*** Document section ***

There's No Magic in Mergers

Don't Fight Poverty with Worn-Out Tools

It may have been the greatest destruction of shareholder wealth in the nation's history. No, not the Depression. It happened during the boom between 1995 and 2001. In an exclusive analysis, BusinessWeek looked at the gigantic wave of mergers and acquisitions that occurred during the late, great bull market and discovered that the vast majority of investors suffered dearly for the sin of investing in companies that had merger fever.


The only real winners were shareholders of target companies who sold their stock within the first week of the takeover. Most shareholders of the purchasing companies wound up with a new form of buyers' remorse: Within a year, their returns had fallen substantially below those of their industry peers. These are staggering conclusions, which illuminate major flaws in the corporate financial system during the 1990s. BusinessWeek's findings help show why current efforts to clean up corporate governance and financial conflicts of interest on Wall Street are so critical to restoring trust in the system.

What went wrong with mergers? The short answer is that companies wildly overpaid. Then they failed to integrate operations and systems quickly. And they overestimated the gains of the cost-cutting and synergies the mergers would bring. The results? Fully 61% of corporate buyers destroyed their own shareholders' wealth. Companies that paid for mergers solely in stock had the worst results. They overpaid much more readily than buyers using cash. The disappointing deals were distributed throughout all kinds of industries, but especially in technology.

*** Information shown ***

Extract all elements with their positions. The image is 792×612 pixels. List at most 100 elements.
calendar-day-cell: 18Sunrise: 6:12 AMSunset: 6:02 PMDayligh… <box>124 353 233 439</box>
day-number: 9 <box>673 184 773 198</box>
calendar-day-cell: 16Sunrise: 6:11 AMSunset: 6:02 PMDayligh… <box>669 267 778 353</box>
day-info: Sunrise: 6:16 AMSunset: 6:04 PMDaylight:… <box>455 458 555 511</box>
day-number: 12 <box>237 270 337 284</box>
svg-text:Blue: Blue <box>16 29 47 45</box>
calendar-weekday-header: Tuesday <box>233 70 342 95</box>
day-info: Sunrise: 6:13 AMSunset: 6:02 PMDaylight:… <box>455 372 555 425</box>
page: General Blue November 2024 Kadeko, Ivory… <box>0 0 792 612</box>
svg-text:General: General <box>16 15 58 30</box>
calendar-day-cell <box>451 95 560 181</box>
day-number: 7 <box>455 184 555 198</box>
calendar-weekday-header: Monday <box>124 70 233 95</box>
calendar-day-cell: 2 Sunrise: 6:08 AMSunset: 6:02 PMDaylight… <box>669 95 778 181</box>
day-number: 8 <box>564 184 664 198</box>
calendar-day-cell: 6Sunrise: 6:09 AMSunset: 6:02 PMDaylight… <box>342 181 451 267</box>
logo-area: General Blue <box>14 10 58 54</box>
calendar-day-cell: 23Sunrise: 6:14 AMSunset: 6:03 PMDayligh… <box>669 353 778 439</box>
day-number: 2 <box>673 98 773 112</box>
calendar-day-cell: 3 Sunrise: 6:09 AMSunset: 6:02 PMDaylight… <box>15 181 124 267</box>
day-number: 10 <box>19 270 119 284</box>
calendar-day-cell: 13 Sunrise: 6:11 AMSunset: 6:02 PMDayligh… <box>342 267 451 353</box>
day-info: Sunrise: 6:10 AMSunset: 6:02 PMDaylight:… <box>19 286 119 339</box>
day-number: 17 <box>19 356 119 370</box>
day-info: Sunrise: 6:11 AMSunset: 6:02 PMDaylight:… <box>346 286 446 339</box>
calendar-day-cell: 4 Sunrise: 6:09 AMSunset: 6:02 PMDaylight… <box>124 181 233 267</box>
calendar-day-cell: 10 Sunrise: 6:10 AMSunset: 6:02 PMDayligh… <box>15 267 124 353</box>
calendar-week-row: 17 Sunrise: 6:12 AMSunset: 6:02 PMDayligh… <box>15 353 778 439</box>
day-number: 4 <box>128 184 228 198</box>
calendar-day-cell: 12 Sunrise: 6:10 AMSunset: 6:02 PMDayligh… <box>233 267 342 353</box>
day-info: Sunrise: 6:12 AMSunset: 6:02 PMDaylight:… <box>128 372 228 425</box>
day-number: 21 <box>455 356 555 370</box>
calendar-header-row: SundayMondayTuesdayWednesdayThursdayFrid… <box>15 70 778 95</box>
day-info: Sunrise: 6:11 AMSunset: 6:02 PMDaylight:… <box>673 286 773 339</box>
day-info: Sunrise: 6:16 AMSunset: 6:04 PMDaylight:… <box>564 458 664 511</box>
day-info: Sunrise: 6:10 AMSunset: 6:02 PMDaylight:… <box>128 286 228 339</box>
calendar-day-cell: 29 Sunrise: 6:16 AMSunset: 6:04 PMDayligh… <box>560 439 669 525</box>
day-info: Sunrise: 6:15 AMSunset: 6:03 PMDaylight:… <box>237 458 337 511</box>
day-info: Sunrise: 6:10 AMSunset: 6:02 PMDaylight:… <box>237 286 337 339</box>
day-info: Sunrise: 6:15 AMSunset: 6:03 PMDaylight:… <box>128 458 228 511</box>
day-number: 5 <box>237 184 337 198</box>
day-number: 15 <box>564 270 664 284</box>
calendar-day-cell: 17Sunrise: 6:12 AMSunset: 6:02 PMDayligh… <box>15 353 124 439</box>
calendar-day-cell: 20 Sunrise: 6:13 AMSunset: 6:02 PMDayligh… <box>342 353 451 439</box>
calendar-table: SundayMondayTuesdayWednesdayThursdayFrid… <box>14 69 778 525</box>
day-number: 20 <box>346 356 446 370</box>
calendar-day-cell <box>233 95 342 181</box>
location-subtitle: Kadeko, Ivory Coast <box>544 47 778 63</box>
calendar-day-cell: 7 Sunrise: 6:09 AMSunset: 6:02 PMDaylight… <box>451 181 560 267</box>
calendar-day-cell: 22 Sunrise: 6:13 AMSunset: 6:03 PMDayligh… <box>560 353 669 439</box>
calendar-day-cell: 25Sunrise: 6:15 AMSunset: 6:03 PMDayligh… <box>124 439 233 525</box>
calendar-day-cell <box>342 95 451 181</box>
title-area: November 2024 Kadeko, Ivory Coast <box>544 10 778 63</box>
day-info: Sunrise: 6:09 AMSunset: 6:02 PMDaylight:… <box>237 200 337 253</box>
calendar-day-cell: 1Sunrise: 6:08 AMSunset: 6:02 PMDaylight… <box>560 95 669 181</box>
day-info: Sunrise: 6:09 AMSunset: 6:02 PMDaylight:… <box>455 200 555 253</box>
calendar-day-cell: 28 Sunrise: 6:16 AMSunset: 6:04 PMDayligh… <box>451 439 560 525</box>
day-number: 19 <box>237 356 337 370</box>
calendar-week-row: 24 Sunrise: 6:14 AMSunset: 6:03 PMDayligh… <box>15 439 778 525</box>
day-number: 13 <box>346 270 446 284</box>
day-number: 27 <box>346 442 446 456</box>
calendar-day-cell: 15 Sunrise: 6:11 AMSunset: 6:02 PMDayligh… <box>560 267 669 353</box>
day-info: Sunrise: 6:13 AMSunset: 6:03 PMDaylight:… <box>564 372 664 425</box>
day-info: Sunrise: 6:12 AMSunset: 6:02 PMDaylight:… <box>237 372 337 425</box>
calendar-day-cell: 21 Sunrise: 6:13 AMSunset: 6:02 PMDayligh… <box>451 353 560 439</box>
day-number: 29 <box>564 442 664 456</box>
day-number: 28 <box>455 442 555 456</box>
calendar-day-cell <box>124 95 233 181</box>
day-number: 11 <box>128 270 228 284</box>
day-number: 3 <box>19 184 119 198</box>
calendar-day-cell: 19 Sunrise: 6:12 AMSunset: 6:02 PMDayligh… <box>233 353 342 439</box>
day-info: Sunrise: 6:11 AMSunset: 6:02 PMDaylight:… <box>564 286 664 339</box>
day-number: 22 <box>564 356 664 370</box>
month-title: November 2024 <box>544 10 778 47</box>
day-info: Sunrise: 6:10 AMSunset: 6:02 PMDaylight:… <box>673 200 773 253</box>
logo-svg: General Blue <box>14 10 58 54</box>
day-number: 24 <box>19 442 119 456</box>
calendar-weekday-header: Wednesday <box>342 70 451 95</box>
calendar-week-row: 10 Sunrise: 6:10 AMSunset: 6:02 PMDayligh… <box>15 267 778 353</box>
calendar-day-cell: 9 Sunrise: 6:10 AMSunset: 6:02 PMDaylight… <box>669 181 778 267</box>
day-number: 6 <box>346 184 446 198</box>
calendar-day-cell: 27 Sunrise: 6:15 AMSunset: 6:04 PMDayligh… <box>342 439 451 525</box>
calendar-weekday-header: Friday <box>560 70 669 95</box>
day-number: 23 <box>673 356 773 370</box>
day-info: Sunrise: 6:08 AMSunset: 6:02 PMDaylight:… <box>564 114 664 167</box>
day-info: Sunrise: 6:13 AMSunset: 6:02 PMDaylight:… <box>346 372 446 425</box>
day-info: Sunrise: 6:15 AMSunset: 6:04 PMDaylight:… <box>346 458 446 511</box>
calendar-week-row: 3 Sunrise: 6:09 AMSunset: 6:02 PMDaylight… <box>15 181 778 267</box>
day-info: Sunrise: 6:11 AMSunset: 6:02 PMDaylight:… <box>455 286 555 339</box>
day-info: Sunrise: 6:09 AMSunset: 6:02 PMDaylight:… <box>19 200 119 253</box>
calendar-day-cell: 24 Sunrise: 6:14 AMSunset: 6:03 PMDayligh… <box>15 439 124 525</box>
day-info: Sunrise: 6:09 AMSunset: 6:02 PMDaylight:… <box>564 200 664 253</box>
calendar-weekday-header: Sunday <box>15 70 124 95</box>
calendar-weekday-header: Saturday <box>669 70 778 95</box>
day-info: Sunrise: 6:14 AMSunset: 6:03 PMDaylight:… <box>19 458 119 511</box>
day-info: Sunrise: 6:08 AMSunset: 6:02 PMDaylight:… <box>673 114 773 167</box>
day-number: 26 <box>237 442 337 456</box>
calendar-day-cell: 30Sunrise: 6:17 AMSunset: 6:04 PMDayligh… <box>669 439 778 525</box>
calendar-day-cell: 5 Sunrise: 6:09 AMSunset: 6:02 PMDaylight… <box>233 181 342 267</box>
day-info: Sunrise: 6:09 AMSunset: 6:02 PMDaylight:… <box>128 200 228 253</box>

***

Pick up the article on corporate mergers during the 1995–2001 boom and continue it from the point where it stops. The entries were drawn from a separate source.

The game at the time, of course, was growth. Goaded by Wall Street investment bankers looking for fat fees, companies with high price-earnings ratios sought to buy companies with lower p-e's to juice up their performance and profits. Serial acquirers bought hundreds of companies to keep the momentum going and to please the Street. Tyco International Ltd. bought more than 700. A merger seemed easier than organic growth. It wasn't. Once the economy hit a bump, once the momentum stalled, things fell apart quickly.

The events of the past two years have been a shattering experience for individual investors. They accepted their losses in the stock market when they appeared to be the normal bursting of a high-risk dot-com and telecom bubble and the usual drop associated with the business cycle. But now, small investors who bought into merger mania feel like suckers. That's one reason why they're avoiding the market. And one more reason why the system has to be cleaned up.